>> START DATA EXTRACT
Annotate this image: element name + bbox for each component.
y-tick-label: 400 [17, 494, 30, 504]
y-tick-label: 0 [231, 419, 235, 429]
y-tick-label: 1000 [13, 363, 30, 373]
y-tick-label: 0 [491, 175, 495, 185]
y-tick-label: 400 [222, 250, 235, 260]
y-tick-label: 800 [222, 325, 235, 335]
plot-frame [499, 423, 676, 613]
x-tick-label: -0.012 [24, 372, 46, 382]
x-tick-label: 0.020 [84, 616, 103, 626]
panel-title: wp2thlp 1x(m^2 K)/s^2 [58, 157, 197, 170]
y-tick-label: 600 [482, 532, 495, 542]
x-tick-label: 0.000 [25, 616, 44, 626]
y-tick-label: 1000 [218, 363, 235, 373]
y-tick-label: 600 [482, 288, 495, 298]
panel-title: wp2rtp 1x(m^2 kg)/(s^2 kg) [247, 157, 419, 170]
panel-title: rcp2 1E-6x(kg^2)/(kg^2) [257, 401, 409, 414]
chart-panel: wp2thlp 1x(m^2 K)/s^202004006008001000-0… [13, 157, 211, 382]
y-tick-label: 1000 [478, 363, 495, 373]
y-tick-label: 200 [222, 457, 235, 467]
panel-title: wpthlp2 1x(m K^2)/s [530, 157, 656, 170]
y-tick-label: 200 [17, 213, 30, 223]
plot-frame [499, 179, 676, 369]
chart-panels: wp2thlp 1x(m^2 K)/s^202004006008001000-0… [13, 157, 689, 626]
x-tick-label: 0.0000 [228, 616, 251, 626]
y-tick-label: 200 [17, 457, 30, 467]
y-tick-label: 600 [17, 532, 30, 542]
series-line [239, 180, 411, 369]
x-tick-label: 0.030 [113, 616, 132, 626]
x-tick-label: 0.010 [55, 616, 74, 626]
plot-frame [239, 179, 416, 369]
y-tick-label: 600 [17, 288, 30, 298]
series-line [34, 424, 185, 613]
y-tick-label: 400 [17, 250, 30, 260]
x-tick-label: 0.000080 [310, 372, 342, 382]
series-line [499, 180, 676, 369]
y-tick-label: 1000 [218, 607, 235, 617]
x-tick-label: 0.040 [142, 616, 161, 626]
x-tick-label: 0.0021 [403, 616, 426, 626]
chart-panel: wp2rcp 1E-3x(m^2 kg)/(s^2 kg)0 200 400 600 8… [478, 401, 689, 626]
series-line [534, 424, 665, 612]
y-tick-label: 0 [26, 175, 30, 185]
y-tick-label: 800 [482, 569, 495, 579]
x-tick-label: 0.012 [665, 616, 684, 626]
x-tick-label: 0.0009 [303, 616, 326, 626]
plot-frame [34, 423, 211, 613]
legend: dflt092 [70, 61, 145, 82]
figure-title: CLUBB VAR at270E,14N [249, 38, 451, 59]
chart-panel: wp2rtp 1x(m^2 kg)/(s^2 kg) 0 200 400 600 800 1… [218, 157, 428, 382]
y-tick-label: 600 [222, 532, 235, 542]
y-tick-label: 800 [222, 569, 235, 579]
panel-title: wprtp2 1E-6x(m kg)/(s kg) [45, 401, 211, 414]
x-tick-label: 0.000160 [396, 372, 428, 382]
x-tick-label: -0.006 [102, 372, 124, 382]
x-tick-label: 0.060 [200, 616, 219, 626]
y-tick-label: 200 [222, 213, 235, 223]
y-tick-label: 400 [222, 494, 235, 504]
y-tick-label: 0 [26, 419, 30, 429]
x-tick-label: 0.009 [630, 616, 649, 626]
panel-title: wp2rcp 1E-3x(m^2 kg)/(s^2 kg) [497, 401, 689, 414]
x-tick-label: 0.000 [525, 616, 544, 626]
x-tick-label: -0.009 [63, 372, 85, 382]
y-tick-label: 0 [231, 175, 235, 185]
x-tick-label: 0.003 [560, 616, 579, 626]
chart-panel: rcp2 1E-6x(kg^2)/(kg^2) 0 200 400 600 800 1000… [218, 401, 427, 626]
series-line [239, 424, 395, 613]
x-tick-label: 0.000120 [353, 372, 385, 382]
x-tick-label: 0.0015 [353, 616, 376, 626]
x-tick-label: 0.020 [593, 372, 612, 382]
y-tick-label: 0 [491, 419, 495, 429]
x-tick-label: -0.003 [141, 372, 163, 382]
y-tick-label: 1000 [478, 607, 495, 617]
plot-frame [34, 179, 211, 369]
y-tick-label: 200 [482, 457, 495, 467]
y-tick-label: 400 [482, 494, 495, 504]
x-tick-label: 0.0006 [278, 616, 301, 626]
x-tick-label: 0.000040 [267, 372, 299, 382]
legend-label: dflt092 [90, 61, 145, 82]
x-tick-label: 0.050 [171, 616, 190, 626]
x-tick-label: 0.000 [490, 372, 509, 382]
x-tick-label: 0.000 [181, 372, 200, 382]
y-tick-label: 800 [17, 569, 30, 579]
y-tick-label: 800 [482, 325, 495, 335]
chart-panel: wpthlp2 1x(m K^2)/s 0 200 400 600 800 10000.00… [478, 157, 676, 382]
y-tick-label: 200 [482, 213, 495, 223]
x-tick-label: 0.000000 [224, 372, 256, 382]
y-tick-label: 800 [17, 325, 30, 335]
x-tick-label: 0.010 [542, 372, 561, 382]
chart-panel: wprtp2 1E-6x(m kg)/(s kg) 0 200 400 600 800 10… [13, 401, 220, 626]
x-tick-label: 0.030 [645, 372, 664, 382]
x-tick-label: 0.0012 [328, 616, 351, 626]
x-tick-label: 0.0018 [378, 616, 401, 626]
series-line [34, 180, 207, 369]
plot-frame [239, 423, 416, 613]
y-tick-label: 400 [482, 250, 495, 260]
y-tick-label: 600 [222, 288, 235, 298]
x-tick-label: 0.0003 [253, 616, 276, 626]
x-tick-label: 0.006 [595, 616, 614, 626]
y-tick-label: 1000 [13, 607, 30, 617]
>> END DATA EXTRACT
#### GIVEN TASK
Print all of the records above again, reproducing every line character for character.

#### WRITTEN SOLUTION
Annotate this image: element name + bbox for each component.
y-tick-label: 400 [17, 494, 30, 504]
y-tick-label: 0 [231, 419, 235, 429]
y-tick-label: 1000 [13, 363, 30, 373]
y-tick-label: 0 [491, 175, 495, 185]
y-tick-label: 400 [222, 250, 235, 260]
y-tick-label: 800 [222, 325, 235, 335]
plot-frame [499, 423, 676, 613]
x-tick-label: -0.012 [24, 372, 46, 382]
x-tick-label: 0.020 [84, 616, 103, 626]
panel-title: wp2thlp 1x(m^2 K)/s^2 [58, 157, 197, 170]
y-tick-label: 600 [482, 532, 495, 542]
x-tick-label: 0.000 [25, 616, 44, 626]
y-tick-label: 1000 [218, 363, 235, 373]
y-tick-label: 600 [482, 288, 495, 298]
panel-title: wp2rtp 1x(m^2 kg)/(s^2 kg) [247, 157, 419, 170]
panel-title: rcp2 1E-6x(kg^2)/(kg^2) [257, 401, 409, 414]
chart-panel: wp2thlp 1x(m^2 K)/s^202004006008001000-0… [13, 157, 211, 382]
y-tick-label: 1000 [478, 363, 495, 373]
y-tick-label: 200 [222, 457, 235, 467]
panel-title: wpthlp2 1x(m K^2)/s [530, 157, 656, 170]
y-tick-label: 200 [17, 213, 30, 223]
plot-frame [499, 179, 676, 369]
chart-panels: wp2thlp 1x(m^2 K)/s^202004006008001000-0… [13, 157, 689, 626]
x-tick-label: 0.0000 [228, 616, 251, 626]
y-tick-label: 200 [17, 457, 30, 467]
y-tick-label: 600 [17, 532, 30, 542]
series-line [239, 180, 411, 369]
x-tick-label: 0.030 [113, 616, 132, 626]
x-tick-label: 0.010 [55, 616, 74, 626]
plot-frame [239, 179, 416, 369]
y-tick-label: 600 [17, 288, 30, 298]
series-line [34, 424, 185, 613]
y-tick-label: 400 [17, 250, 30, 260]
x-tick-label: 0.000080 [310, 372, 342, 382]
series-line [499, 180, 676, 369]
y-tick-label: 1000 [218, 607, 235, 617]
x-tick-label: 0.040 [142, 616, 161, 626]
x-tick-label: 0.0021 [403, 616, 426, 626]
chart-panel: wp2rcp 1E-3x(m^2 kg)/(s^2 kg)0 200 400 600 8… [478, 401, 689, 626]
series-line [534, 424, 665, 612]
y-tick-label: 0 [26, 175, 30, 185]
y-tick-label: 800 [482, 569, 495, 579]
x-tick-label: 0.012 [665, 616, 684, 626]
x-tick-label: 0.0009 [303, 616, 326, 626]
plot-frame [34, 423, 211, 613]
legend: dflt092 [70, 61, 145, 82]
figure-title: CLUBB VAR at270E,14N [249, 38, 451, 59]
chart-panel: wp2rtp 1x(m^2 kg)/(s^2 kg) 0 200 400 600 800 1… [218, 157, 428, 382]
y-tick-label: 600 [222, 532, 235, 542]
y-tick-label: 800 [222, 569, 235, 579]
panel-title: wprtp2 1E-6x(m kg)/(s kg) [45, 401, 211, 414]
x-tick-label: 0.000160 [396, 372, 428, 382]
x-tick-label: -0.006 [102, 372, 124, 382]
x-tick-label: 0.060 [200, 616, 219, 626]
y-tick-label: 200 [222, 213, 235, 223]
y-tick-label: 400 [222, 494, 235, 504]
y-tick-label: 0 [26, 419, 30, 429]
x-tick-label: 0.009 [630, 616, 649, 626]
panel-title: wp2rcp 1E-3x(m^2 kg)/(s^2 kg) [497, 401, 689, 414]
x-tick-label: 0.000 [525, 616, 544, 626]
x-tick-label: -0.009 [63, 372, 85, 382]
y-tick-label: 0 [231, 175, 235, 185]
x-tick-label: 0.003 [560, 616, 579, 626]
chart-panel: rcp2 1E-6x(kg^2)/(kg^2) 0 200 400 600 800 1000… [218, 401, 427, 626]
series-line [239, 424, 395, 613]
x-tick-label: 0.000120 [353, 372, 385, 382]
x-tick-label: 0.0015 [353, 616, 376, 626]
x-tick-label: 0.020 [593, 372, 612, 382]
y-tick-label: 0 [491, 419, 495, 429]
x-tick-label: -0.003 [141, 372, 163, 382]
y-tick-label: 1000 [478, 607, 495, 617]
plot-frame [34, 179, 211, 369]
y-tick-label: 200 [482, 457, 495, 467]
y-tick-label: 400 [482, 494, 495, 504]
x-tick-label: 0.0006 [278, 616, 301, 626]
x-tick-label: 0.000040 [267, 372, 299, 382]
legend-label: dflt092 [90, 61, 145, 82]
x-tick-label: 0.050 [171, 616, 190, 626]
x-tick-label: 0.000 [490, 372, 509, 382]
x-tick-label: 0.000 [181, 372, 200, 382]
y-tick-label: 800 [17, 569, 30, 579]
y-tick-label: 800 [482, 325, 495, 335]
chart-panel: wpthlp2 1x(m K^2)/s 0 200 400 600 800 10000.00… [478, 157, 676, 382]
y-tick-label: 200 [482, 213, 495, 223]
x-tick-label: 0.000000 [224, 372, 256, 382]
y-tick-label: 800 [17, 325, 30, 335]
x-tick-label: 0.010 [542, 372, 561, 382]
chart-panel: wprtp2 1E-6x(m kg)/(s kg) 0 200 400 600 800 10… [13, 401, 220, 626]
x-tick-label: 0.030 [645, 372, 664, 382]
x-tick-label: 0.0012 [328, 616, 351, 626]
x-tick-label: 0.0018 [378, 616, 401, 626]
series-line [34, 180, 207, 369]
plot-frame [239, 423, 416, 613]
y-tick-label: 400 [482, 250, 495, 260]
y-tick-label: 600 [222, 288, 235, 298]
x-tick-label: 0.0003 [253, 616, 276, 626]
x-tick-label: 0.006 [595, 616, 614, 626]
y-tick-label: 1000 [13, 607, 30, 617]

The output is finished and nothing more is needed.